Listing =
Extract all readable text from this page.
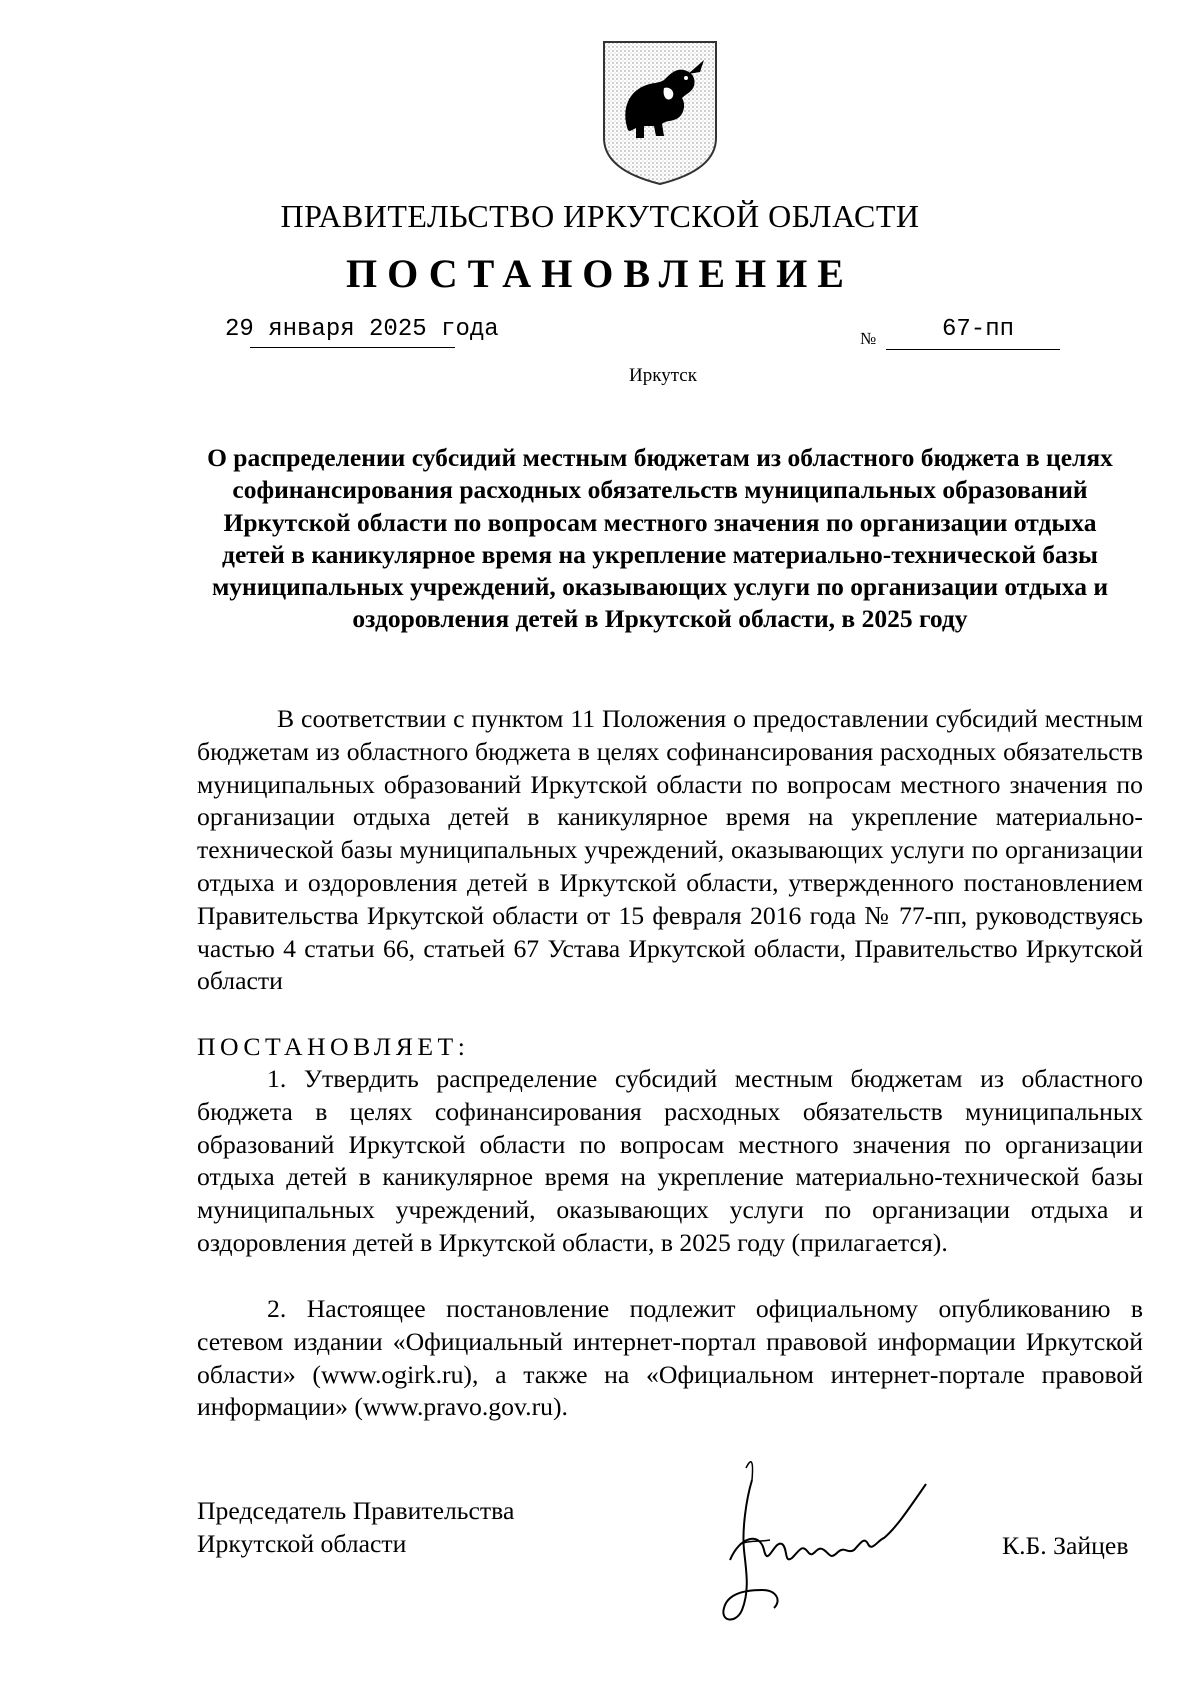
ПРАВИТЕЛЬСТВО ИРКУТСКОЙ ОБЛАСТИ
ПОСТАНОВЛЕНИЕ
29 января 2025 года	№	67-пп
Иркутск

О распределении субсидий местным бюджетам из областного бюджета в целях софинансирования расходных обязательств муниципальных образований Иркутской области по вопросам местного значения по организации отдыха детей в каникулярное время на укрепление материально-технической базы муниципальных учреждений, оказывающих услуги по организации отдыха и оздоровления детей в Иркутской области, в 2025 году

В соответствии с пунктом 11 Положения о предоставлении субсидий местным бюджетам из областного бюджета в целях софинансирования расходных обязательств муниципальных образований Иркутской области по вопросам местного значения по организации отдыха детей в каникулярное время на укрепление материально-технической базы муниципальных учреждений, оказывающих услуги по организации отдыха и оздоровления детей в Иркутской области, утвержденного постановлением Правительства Иркутской области от 15 февраля 2016 года № 77-пп, руководствуясь частью 4 статьи 66, статьей 67 Устава Иркутской области, Правительство Иркутской области

ПОСТАНОВЛЯЕТ:

1. Утвердить распределение субсидий местным бюджетам из областного бюджета в целях софинансирования расходных обязательств муниципальных образований Иркутской области по вопросам местного значения по организации отдыха детей в каникулярное время на укрепление материально-технической базы муниципальных учреждений, оказывающих услуги по организации отдыха и оздоровления детей в Иркутской области, в 2025 году (прилагается).

2. Настоящее постановление подлежит официальному опубликованию в сетевом издании «Официальный интернет-портал правовой информации Иркутской области» (www.ogirk.ru), а также на «Официальном интернет-портале правовой информации» (www.pravo.gov.ru).

Председатель Правительства
Иркутской области	К.Б. Зайцев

Task = Copy out all of the material exactly as written, without its pictures.

Correct result =
Extract all readable text from this page.
ПРАВИТЕЛЬСТВО ИРКУТСКОЙ ОБЛАСТИ
ПОСТАНОВЛЕНИЕ
29 января 2025 года	№	67-пп
Иркутск

О распределении субсидий местным бюджетам из областного бюджета в целях софинансирования расходных обязательств муниципальных образований Иркутской области по вопросам местного значения по организации отдыха детей в каникулярное время на укрепление материально-технической базы муниципальных учреждений, оказывающих услуги по организации отдыха и оздоровления детей в Иркутской области, в 2025 году

В соответствии с пунктом 11 Положения о предоставлении субсидий местным бюджетам из областного бюджета в целях софинансирования расходных обязательств муниципальных образований Иркутской области по вопросам местного значения по организации отдыха детей в каникулярное время на укрепление материально-технической базы муниципальных учреждений, оказывающих услуги по организации отдыха и оздоровления детей в Иркутской области, утвержденного постановлением Правительства Иркутской области от 15 февраля 2016 года № 77-пп, руководствуясь частью 4 статьи 66, статьей 67 Устава Иркутской области, Правительство Иркутской области

ПОСТАНОВЛЯЕТ:

1. Утвердить распределение субсидий местным бюджетам из областного бюджета в целях софинансирования расходных обязательств муниципальных образований Иркутской области по вопросам местного значения по организации отдыха детей в каникулярное время на укрепление материально-технической базы муниципальных учреждений, оказывающих услуги по организации отдыха и оздоровления детей в Иркутской области, в 2025 году (прилагается).

2. Настоящее постановление подлежит официальному опубликованию в сетевом издании «Официальный интернет-портал правовой информации Иркутской области» (www.ogirk.ru), а также на «Официальном интернет-портале правовой информации» (www.pravo.gov.ru).

Председатель Правительства
Иркутской области	К.Б. Зайцев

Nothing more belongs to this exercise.